#### INSTRUCTIONS TO FOLLOW
In the data that follows, count every line holding the string "Jackson" and give the count alone.
** start of EXERCISE DATA **
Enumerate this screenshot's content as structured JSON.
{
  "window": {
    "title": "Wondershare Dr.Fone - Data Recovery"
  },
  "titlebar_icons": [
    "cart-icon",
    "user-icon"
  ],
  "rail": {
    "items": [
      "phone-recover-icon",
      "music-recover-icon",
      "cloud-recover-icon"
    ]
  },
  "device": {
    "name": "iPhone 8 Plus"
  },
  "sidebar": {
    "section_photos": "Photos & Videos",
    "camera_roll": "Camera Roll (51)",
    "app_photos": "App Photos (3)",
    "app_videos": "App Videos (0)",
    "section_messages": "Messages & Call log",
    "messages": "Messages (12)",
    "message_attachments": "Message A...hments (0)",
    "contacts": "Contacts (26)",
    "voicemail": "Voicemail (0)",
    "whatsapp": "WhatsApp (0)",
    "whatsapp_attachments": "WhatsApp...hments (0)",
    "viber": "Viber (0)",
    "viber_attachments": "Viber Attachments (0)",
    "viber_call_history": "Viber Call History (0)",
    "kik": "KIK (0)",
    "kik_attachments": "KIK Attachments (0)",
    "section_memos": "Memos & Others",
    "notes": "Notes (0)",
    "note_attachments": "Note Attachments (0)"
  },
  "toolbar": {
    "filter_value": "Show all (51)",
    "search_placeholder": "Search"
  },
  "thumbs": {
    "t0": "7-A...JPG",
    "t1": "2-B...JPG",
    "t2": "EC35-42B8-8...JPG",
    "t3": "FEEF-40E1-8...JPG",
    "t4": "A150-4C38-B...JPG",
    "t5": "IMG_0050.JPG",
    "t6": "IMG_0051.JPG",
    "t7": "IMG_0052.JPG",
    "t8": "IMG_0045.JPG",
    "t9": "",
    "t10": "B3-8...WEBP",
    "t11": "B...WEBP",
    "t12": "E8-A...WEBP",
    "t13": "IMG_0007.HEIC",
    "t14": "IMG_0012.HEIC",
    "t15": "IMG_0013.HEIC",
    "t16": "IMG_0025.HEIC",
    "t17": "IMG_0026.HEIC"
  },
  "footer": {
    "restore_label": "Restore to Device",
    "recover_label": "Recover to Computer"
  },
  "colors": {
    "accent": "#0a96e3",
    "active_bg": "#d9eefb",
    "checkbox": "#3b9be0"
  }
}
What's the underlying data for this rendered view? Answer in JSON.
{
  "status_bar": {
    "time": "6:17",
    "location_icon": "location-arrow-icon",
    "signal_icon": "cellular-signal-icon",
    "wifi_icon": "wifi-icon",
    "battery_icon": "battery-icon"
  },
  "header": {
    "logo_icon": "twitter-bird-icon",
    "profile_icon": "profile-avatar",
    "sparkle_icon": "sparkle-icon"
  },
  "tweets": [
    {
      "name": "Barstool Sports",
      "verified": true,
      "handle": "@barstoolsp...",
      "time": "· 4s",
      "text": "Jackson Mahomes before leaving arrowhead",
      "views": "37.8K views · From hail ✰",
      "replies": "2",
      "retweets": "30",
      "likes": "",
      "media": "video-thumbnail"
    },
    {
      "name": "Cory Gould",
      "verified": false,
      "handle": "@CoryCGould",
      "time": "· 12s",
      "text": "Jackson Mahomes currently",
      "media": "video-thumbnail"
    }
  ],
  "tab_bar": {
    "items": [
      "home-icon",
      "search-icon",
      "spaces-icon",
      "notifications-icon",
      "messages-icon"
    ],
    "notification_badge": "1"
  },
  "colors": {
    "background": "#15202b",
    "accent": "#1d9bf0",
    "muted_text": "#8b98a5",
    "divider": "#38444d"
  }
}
** end of EXERCISE DATA **
#### PROBLEM SOLUTION
2